Please transcribe the records precisely; pictures stay out of your copy.

Source records

- - -

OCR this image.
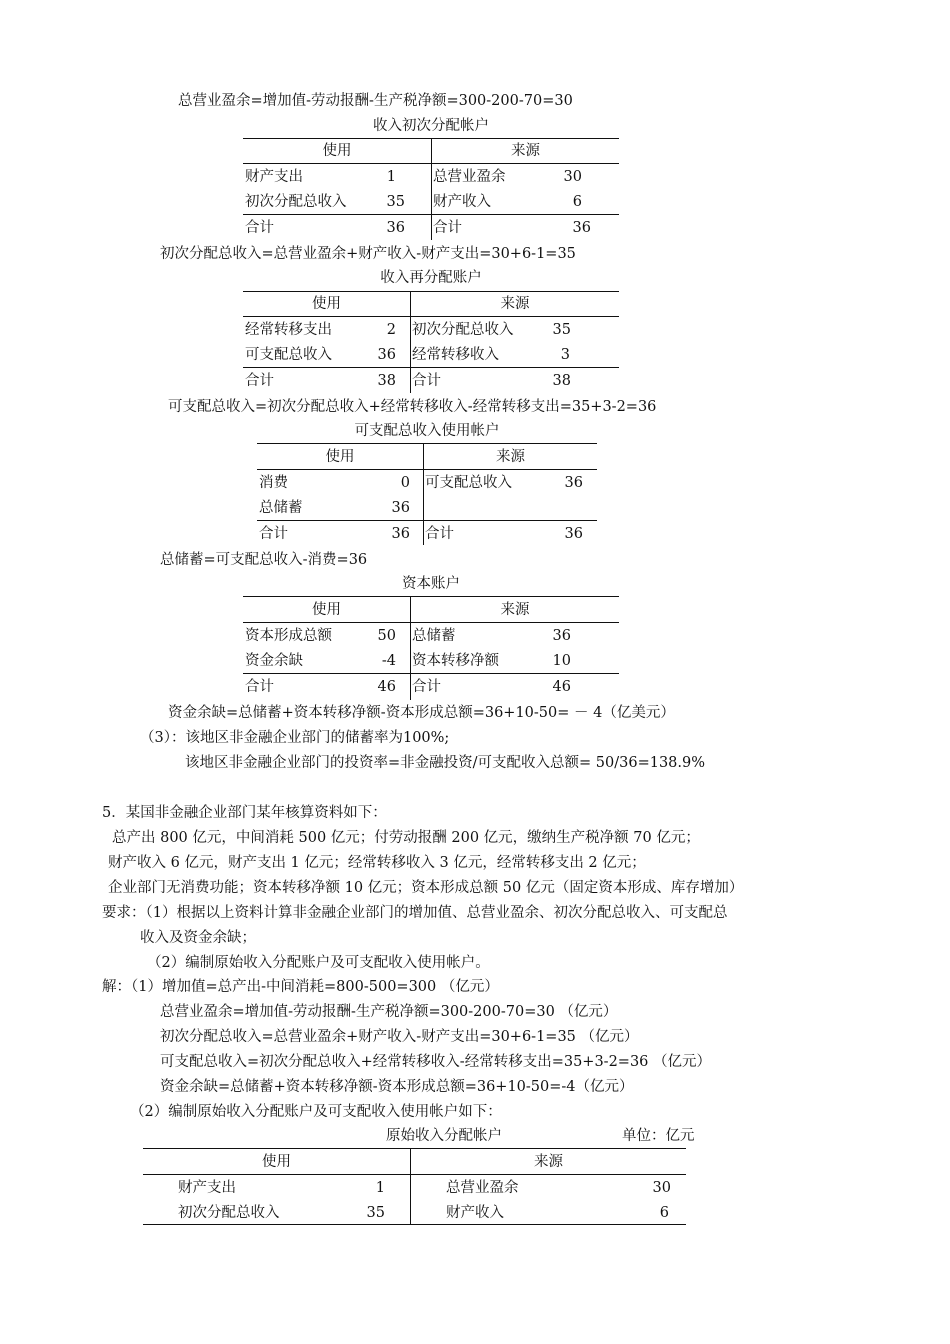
总营业盈余=增加值-劳动报酬-生产税净额=300-200-70=30
收入初次分配帐户
使用	来源
财产支出	1	总营业盈余	30
初次分配总收入	35 财产收入	6
合计	36 合计	36
初次分配总收入=总营业盈余+财产收入-财产支出=30+6-1=35
收入再分配账户
使用	来源
经常转移支出	2 初次分配总收入	35
可支配总收入	36 经常转移收入	3
合计	38 合计	38
可支配总收入=初次分配总收入+经常转移收入-经常转移支出=35+3-2=36
可支配总收入使用帐户
使用	来源
消费	0 可支配总收入	36
总储蓄	36
合计	36 合计	36
总储蓄=可支配总收入-消费=36
资本账户
使用	来源
资本形成总额	50 总储蓄	36
资金余缺	-4 资本转移净额	10
合计	46 合计	46
资金余缺=总储蓄+资本转移净额-资本形成总额=36+10-50= － 4（亿美元）
（3）：该地区非金融企业部门的储蓄率为100%;
该地区非金融企业部门的投资率=非金融投资/可支配收入总额= 50/36=138.9%
5．某国非金融企业部门某年核算资料如下：
总产出 800 亿元，中间消耗 500 亿元；付劳动报酬 200 亿元，缴纳生产税净额 70 亿元；
财产收入 6 亿元，财产支出 1 亿元；经常转移收入 3 亿元，经常转移支出 2 亿元；
企业部门无消费功能；资本转移净额 10 亿元；资本形成总额 50 亿元（固定资本形成、库存增加）
要求：（1）根据以上资料计算非金融企业部门的增加值、总营业盈余、初次分配总收入、可支配总
收入及资金余缺；
（2）编制原始收入分配账户及可支配收入使用帐户。
解：（1）增加值=总产出-中间消耗=800-500=300 （亿元）
总营业盈余=增加值-劳动报酬-生产税净额=300-200-70=30 （亿元）
初次分配总收入=总营业盈余+财产收入-财产支出=30+6-1=35 （亿元）
可支配总收入=初次分配总收入+经常转移收入-经常转移支出=35+3-2=36 （亿元）
资金余缺=总储蓄+资本转移净额-资本形成总额=36+10-50=-4（亿元）
（2）编制原始收入分配账户及可支配收入使用帐户如下：
原始收入分配帐户	单位：亿元
使用	来源
财产支出	1	总营业盈余	30
初次分配总收入	35	财产收入	6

- - -

• _Task answer_
OCR this image.
总营业盈余=增加值-劳动报酬-生产税净额=300-200-70=30
收入初次分配帐户
使用	来源
财产支出	1	总营业盈余	30
初次分配总收入	35 财产收入	6
合计	36 合计	36
初次分配总收入=总营业盈余+财产收入-财产支出=30+6-1=35
收入再分配账户
使用	来源
经常转移支出	2 初次分配总收入	35
可支配总收入	36 经常转移收入	3
合计	38 合计	38
可支配总收入=初次分配总收入+经常转移收入-经常转移支出=35+3-2=36
可支配总收入使用帐户
使用	来源
消费	0 可支配总收入	36
总储蓄	36
合计	36 合计	36
总储蓄=可支配总收入-消费=36
资本账户
使用	来源
资本形成总额	50 总储蓄	36
资金余缺	-4 资本转移净额	10
合计	46 合计	46
资金余缺=总储蓄+资本转移净额-资本形成总额=36+10-50= － 4（亿美元）
（3）：该地区非金融企业部门的储蓄率为100%;
该地区非金融企业部门的投资率=非金融投资/可支配收入总额= 50/36=138.9%
5．某国非金融企业部门某年核算资料如下：
总产出 800 亿元，中间消耗 500 亿元；付劳动报酬 200 亿元，缴纳生产税净额 70 亿元；
财产收入 6 亿元，财产支出 1 亿元；经常转移收入 3 亿元，经常转移支出 2 亿元；
企业部门无消费功能；资本转移净额 10 亿元；资本形成总额 50 亿元（固定资本形成、库存增加）
要求：（1）根据以上资料计算非金融企业部门的增加值、总营业盈余、初次分配总收入、可支配总
收入及资金余缺；
（2）编制原始收入分配账户及可支配收入使用帐户。
解：（1）增加值=总产出-中间消耗=800-500=300 （亿元）
总营业盈余=增加值-劳动报酬-生产税净额=300-200-70=30 （亿元）
初次分配总收入=总营业盈余+财产收入-财产支出=30+6-1=35 （亿元）
可支配总收入=初次分配总收入+经常转移收入-经常转移支出=35+3-2=36 （亿元）
资金余缺=总储蓄+资本转移净额-资本形成总额=36+10-50=-4（亿元）
（2）编制原始收入分配账户及可支配收入使用帐户如下：
原始收入分配帐户	单位：亿元
使用	来源
财产支出	1	总营业盈余	30
初次分配总收入	35	财产收入	6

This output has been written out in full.